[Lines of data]
━━━━━━━━

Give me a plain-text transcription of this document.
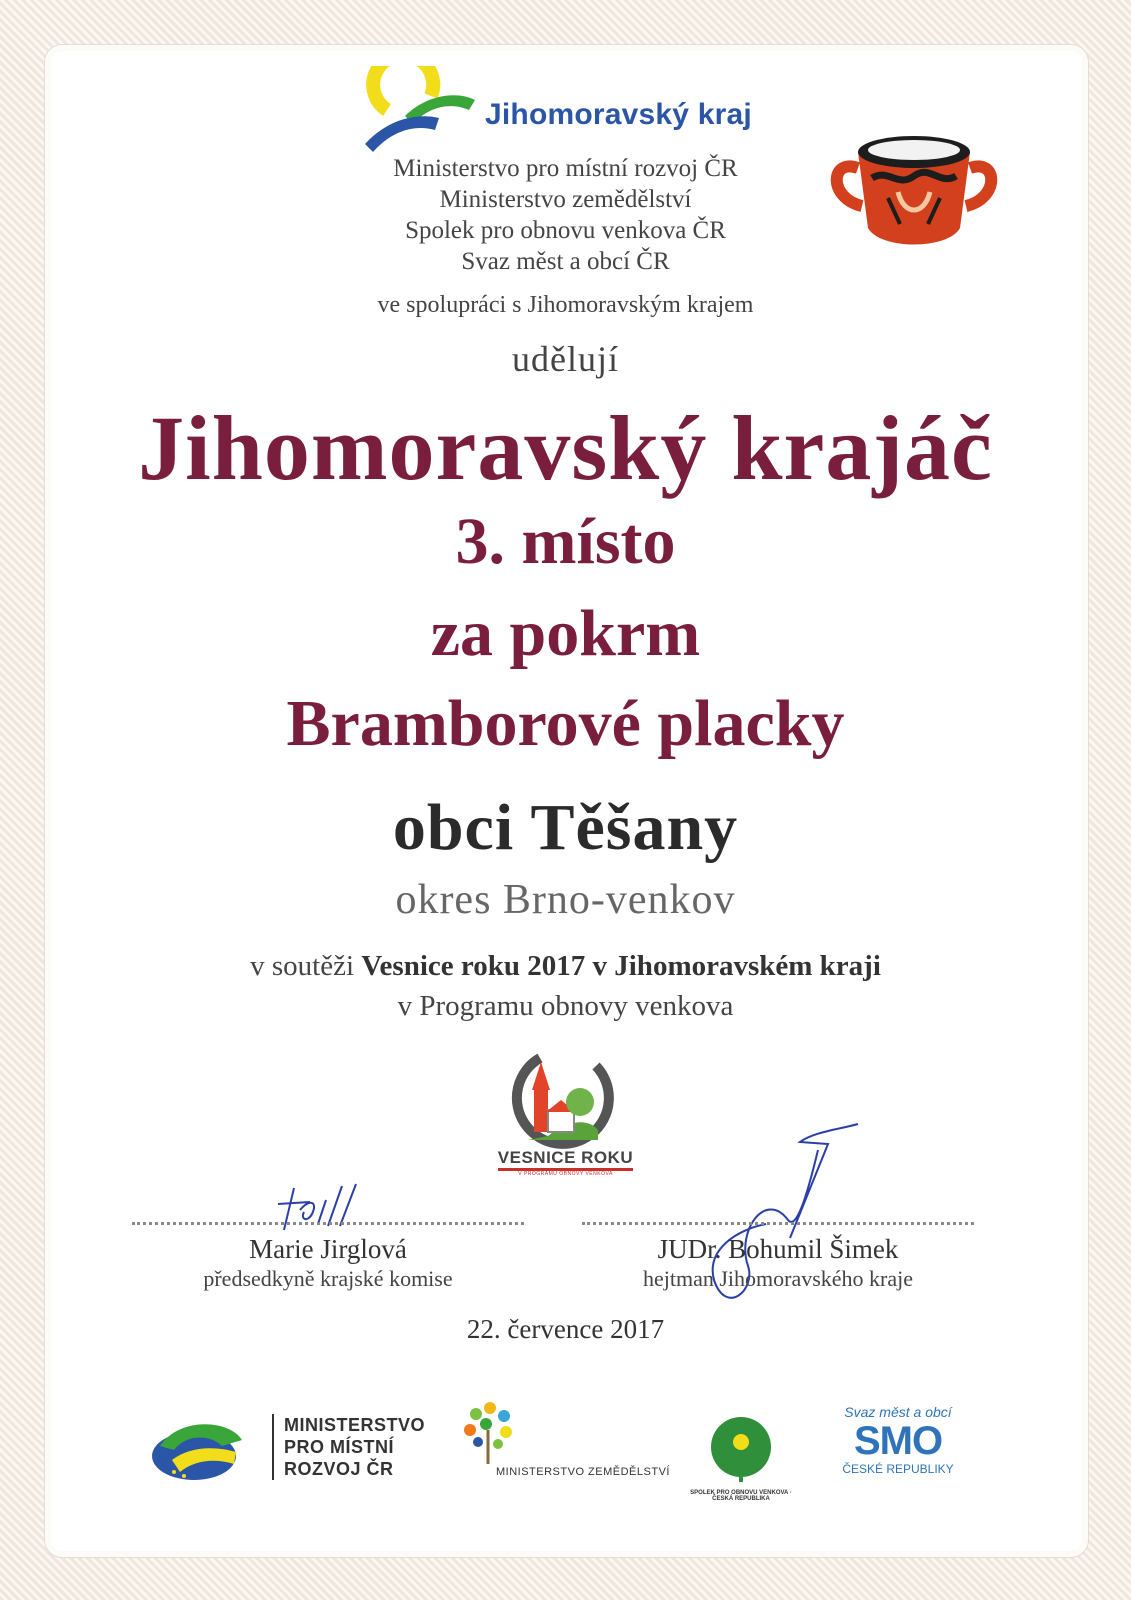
Jihomoravský kraj
Ministerstvo pro místní rozvoj ČR
Ministerstvo zemědělství
Spolek pro obnovu venkova ČR
Svaz měst a obcí ČR
ve spolupráci s Jihomoravským krajem
udělují
Jihomoravský krajáč
3. místo
za pokrm
Bramborové placky
obci Těšany
okres Brno-venkov
v soutěži Vesnice roku 2017 v Jihomoravském kraji
v Programu obnovy venkova
VESNICE ROKU
V PROGRAMU OBNOVY VENKOVA
Marie Jirglová
předsedkyně krajské komise
JUDr. Bohumil Šimek
hejtman Jihomoravského kraje
22. července 2017
MINISTERSTVO
PRO MÍSTNÍ
ROZVOJ ČR	MINISTERSTVO ZEMĚDĚLSTVÍ
SPOLEK PRO OBNOVU VENKOVA · ČESKÁ REPUBLIKA
Svaz měst a obcí
SMO
ČESKÉ REPUBLIKY
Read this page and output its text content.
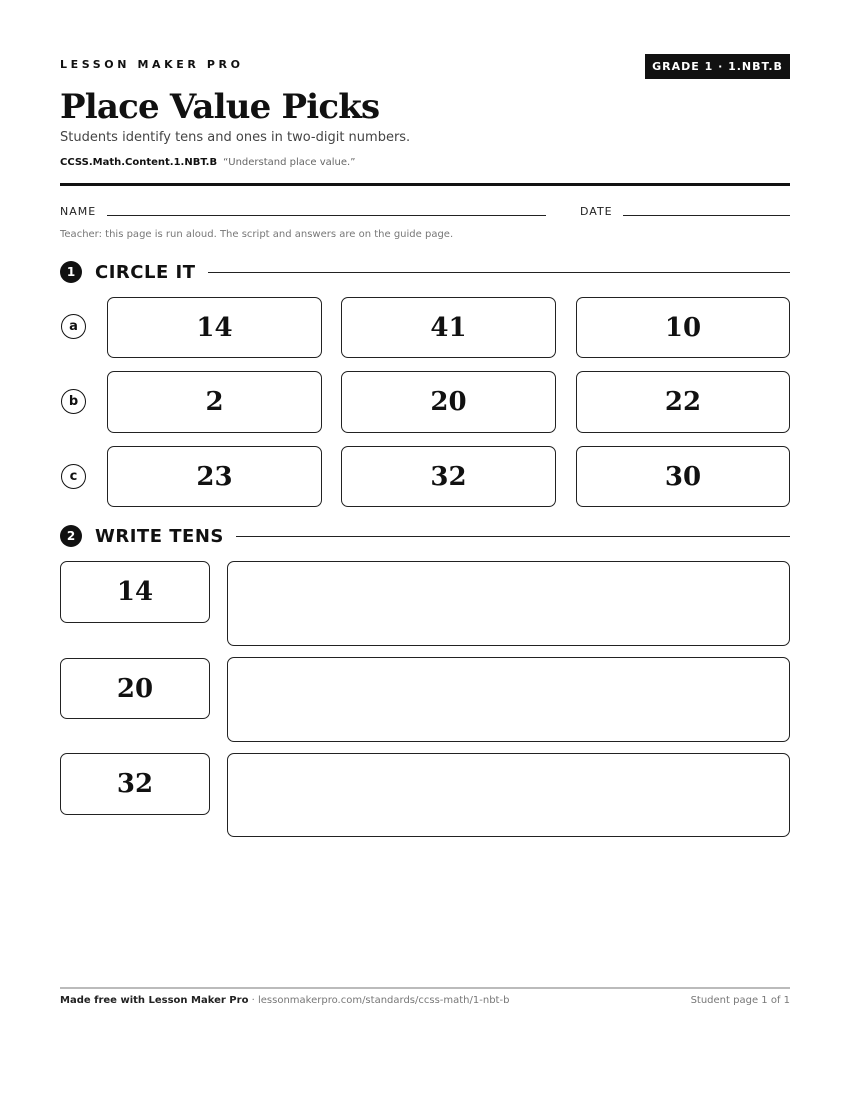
LESSON MAKER PRO	GRADE 1 · 1.NBT.B
Place Value Picks
Students identify tens and ones in two-digit numbers.
CCSS.Math.Content.1.NBT.B “Understand place value.”
NAME	DATE
Teacher: this page is run aloud. The script and answers are on the guide page.
1	CIRCLE IT
a	14	41	10
b	2	20	22
c	23	32	30
2	WRITE TENS
14
20
32
Made free with Lesson Maker Pro · lessonmakerpro.com/standards/ccss-math/1-nbt-b	Student page 1 of 1
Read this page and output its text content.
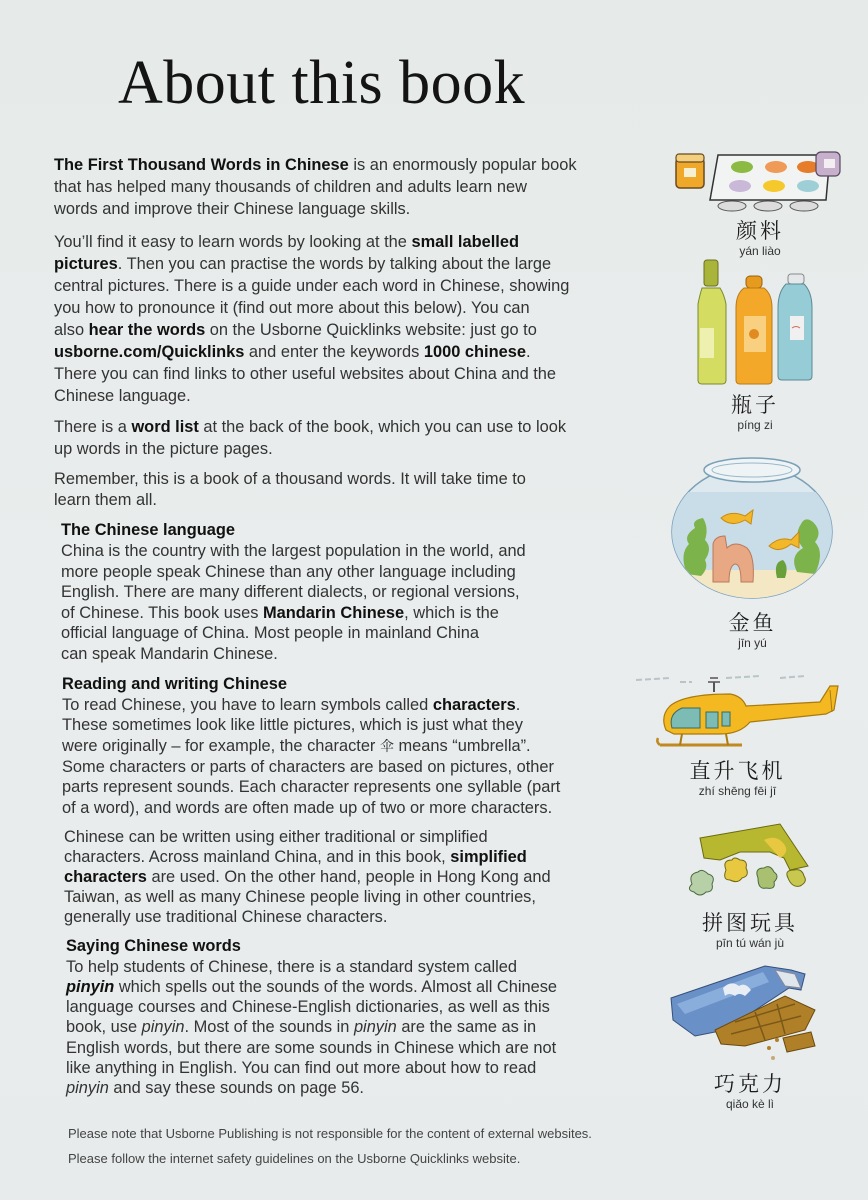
About this book

The First Thousand Words in Chinese is an enormously popular book

that has helped many thousands of children and adults learn new

words and improve their Chinese language skills.

You’ll find it easy to learn words by looking at the small labelled

pictures. Then you can practise the words by talking about the large

central pictures. There is a guide under each word in Chinese, showing

you how to pronounce it (find out more about this below). You can

also hear the words on the Usborne Quicklinks website: just go to

usborne.com/Quicklinks and enter the keywords 1000 chinese.

There you can find links to other useful websites about China and the

Chinese language.

There is a word list at the back of the book, which you can use to look

up words in the picture pages.

Remember, this is a book of a thousand words. It will take time to

learn them all.

The Chinese language

China is the country with the largest population in the world, and

more people speak Chinese than any other language including

English. There are many different dialects, or regional versions,

of Chinese. This book uses Mandarin Chinese, which is the

official language of China. Most people in mainland China

can speak Mandarin Chinese.

Reading and writing Chinese

To read Chinese, you have to learn symbols called characters.

These sometimes look like little pictures, which is just what they

were originally – for example, the character 伞 means “umbrella”.

Some characters or parts of characters are based on pictures, other

parts represent sounds. Each character represents one syllable (part

of a word), and words are often made up of two or more characters.

Chinese can be written using either traditional or simplified

characters. Across mainland China, and in this book, simplified

characters are used. On the other hand, people in Hong Kong and

Taiwan, as well as many Chinese people living in other countries,

generally use traditional Chinese characters.

Saying Chinese words

To help students of Chinese, there is a standard system called

pinyin which spells out the sounds of the words. Almost all Chinese

language courses and Chinese-English dictionaries, as well as this

book, use pinyin. Most of the sounds in pinyin are the same as in

English words, but there are some sounds in Chinese which are not

like anything in English. You can find out more about how to read

pinyin and say these sounds on page 56.

Please note that Usborne Publishing is not responsible for the content of external websites.
Please follow the internet safety guidelines on the Usborne Quicklinks website.
颜料
yán liào
瓶子
píng zi
金鱼
jīn yú
直升飞机
zhí shēng fēi jī
拼图玩具
pīn tú wán jù
巧克力
qiǎo kè lì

━━━━━━━━

(Task brief) Pick out each line above that includes "parts" and show it.

(Exercise result)
Some characters or parts of characters are based on pictures, other
parts represent sounds. Each character represents one syllable (part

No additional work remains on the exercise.